THINGS TO DO:
**A.** Using the sidecar files text below, decide whether each statement agrees with it: (i) SEQ files include information about the scan; (ii) the sidecar idea could extend to raw files; (iii) the second sample file gives its dtype as u2. For each, answer yes or no and quote the exact words from the text that settle it.
**B.** Repeat word for word the part of the sidecar files text below, starting with "format: RAW" and going on through "provide enough information.".

EXCERPTED TEXT:
•••••

Parameter sidecar files #768

sk1p · 2020-05-04T19:15:28Z

From #153:

SEQ files don't contain any information about the scan, so there was a question if we could read this from a "sidecar" file, like we do with other formats with their proprietary implementations. One idea would be to have a simple file, maybe in .ini format, or .yml, which contains that information. This idea could even be extended to other formats that need additional information, like raw. Something like this:

my_dataset.yml:

format: SEQ
path: something.seq
scan_size: [256, 256]
dark_frame: dark.tif

my_other_dataset.yml:

format: RAW
path: other.bin
dtype: u2
scan_size: [256, 256]
detector_size: [128, 128]
dark_frame: dark.tif

These yml files could then provide one-click opening in LiberTEM, even if the underlying raw dataset doesn't provide enough information.

•••••

DATA EXTRACT:
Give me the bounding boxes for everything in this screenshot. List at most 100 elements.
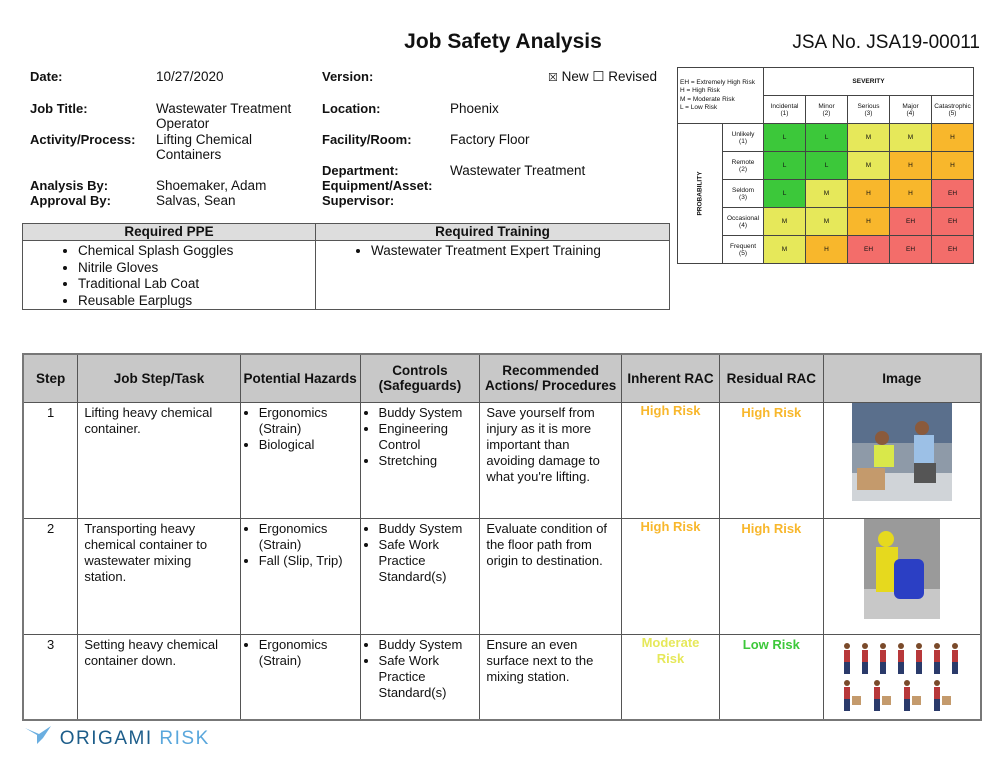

•••••

WRITTEN ANSWERS:
**A.**
(i) No: "SEQ files don't contain any information about the scan"
(ii) Yes: "This idea could even be extended to other formats that need additional information, like raw."
(iii) Yes: "dtype: u2"

**B.**
format: RAW
path: other.bin
dtype: u2
scan_size: [256, 256]
detector_size: [128, 128]
dark_frame: dark.tif

These yml files could then provide one-click opening in LiberTEM, even if the underlying raw dataset doesn't provide enough information.